-- START OF The records --
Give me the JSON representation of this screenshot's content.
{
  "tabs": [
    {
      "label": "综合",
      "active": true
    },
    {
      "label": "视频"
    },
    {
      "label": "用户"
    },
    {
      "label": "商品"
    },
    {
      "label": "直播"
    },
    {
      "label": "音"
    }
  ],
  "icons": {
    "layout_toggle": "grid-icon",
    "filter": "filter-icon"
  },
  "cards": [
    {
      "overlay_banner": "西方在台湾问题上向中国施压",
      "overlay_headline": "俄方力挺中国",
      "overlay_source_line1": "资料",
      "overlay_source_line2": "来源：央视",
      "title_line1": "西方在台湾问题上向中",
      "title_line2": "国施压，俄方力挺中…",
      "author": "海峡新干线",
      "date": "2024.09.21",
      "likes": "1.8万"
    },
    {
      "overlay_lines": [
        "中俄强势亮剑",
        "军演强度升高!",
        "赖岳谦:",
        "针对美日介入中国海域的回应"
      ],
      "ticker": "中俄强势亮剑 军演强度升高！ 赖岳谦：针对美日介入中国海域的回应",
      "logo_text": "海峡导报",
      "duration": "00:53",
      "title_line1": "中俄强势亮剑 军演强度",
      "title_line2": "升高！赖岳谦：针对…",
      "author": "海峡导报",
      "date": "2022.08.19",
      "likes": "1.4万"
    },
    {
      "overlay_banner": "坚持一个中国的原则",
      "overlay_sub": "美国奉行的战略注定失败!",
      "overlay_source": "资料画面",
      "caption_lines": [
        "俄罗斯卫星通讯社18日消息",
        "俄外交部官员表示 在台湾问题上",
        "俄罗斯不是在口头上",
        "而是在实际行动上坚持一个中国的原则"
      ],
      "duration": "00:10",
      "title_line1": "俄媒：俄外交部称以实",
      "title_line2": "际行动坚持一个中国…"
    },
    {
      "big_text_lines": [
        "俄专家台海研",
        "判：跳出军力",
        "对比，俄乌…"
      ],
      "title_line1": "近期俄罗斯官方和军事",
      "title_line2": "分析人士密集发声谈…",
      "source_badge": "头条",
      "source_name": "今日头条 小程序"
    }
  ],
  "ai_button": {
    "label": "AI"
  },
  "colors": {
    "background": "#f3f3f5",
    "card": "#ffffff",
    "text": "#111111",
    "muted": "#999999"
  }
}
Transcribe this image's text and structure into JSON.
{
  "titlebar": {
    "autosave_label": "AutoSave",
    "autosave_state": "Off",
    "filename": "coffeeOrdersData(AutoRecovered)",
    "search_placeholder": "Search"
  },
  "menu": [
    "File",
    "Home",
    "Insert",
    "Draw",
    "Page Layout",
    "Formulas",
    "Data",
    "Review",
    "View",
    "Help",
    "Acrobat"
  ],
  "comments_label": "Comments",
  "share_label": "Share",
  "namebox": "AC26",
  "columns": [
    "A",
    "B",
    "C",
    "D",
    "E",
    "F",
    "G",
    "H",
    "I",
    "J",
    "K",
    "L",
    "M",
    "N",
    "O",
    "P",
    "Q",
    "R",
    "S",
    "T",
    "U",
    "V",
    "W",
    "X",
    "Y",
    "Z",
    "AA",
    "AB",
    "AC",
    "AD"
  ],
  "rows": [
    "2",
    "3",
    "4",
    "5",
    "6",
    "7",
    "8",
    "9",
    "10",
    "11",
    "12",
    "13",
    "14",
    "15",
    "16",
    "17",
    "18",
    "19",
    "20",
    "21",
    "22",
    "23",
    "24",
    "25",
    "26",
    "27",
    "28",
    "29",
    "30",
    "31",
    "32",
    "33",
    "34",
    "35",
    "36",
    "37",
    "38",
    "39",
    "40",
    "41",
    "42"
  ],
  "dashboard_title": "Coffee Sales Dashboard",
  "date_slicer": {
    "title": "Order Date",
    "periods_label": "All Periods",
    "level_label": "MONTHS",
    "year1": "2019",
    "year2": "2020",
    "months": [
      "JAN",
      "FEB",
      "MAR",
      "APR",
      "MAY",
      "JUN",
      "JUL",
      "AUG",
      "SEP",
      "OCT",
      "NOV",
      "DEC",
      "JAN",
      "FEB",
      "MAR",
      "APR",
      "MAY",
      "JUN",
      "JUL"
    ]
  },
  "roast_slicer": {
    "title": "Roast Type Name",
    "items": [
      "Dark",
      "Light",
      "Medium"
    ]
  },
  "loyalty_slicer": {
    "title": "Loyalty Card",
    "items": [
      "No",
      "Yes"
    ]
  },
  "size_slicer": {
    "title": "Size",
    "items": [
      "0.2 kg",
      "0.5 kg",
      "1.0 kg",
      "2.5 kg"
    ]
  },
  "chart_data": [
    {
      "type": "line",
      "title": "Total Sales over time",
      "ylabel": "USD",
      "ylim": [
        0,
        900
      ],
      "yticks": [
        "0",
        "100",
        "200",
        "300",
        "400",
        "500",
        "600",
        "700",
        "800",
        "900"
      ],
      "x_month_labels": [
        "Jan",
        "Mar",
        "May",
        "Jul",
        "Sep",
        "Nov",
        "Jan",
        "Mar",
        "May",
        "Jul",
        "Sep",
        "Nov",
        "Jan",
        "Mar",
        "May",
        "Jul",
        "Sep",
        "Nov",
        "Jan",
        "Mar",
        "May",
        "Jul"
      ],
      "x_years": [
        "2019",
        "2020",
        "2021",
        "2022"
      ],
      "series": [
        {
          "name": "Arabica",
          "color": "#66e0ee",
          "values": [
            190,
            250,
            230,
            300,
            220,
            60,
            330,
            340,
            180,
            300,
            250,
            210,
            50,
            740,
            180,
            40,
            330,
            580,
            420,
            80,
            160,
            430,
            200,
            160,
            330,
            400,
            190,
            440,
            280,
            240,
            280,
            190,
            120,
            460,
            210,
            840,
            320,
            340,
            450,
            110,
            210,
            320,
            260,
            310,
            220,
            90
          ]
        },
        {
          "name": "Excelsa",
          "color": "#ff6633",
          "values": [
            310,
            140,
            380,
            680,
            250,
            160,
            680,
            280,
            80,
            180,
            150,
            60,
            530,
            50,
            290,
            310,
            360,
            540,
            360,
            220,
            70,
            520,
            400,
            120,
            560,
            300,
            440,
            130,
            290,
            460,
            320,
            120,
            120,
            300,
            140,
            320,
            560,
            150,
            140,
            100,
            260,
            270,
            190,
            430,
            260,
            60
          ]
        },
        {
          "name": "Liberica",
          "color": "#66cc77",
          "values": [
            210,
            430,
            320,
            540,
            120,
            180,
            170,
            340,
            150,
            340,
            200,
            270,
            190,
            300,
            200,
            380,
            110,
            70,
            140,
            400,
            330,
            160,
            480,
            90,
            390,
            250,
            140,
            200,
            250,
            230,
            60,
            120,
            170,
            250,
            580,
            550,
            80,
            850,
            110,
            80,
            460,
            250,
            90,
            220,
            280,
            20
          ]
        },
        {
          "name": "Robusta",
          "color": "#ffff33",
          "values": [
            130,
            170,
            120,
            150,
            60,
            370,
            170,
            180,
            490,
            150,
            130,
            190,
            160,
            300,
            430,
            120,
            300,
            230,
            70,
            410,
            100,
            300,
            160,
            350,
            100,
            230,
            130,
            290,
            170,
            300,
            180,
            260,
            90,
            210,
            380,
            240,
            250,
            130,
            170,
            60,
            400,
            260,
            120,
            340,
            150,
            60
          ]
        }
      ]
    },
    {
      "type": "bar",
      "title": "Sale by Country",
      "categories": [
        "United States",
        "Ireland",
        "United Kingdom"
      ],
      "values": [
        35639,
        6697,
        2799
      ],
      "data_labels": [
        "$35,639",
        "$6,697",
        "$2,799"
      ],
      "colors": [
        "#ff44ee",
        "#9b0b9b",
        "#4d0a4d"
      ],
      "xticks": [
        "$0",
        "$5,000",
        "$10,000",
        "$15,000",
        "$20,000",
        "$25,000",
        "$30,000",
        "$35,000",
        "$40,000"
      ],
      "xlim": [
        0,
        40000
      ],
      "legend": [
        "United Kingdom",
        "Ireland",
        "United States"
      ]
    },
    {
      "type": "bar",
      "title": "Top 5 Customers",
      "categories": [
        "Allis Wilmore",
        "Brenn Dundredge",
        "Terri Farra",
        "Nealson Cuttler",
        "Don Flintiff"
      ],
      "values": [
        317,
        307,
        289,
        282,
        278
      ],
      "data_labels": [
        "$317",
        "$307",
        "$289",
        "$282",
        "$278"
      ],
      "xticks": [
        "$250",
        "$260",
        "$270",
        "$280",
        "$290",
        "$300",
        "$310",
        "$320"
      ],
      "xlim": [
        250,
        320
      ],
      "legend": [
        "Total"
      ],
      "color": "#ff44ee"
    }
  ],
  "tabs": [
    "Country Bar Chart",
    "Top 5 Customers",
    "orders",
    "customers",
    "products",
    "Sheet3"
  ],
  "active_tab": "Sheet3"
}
-- END OF The records --
▶ [Problem details]: Select and copy every line from the records that includes the word "JSON".

▶ [Written answer]:
Give me the JSON representation of this screenshot's content.
Transcribe this image's text and structure into JSON.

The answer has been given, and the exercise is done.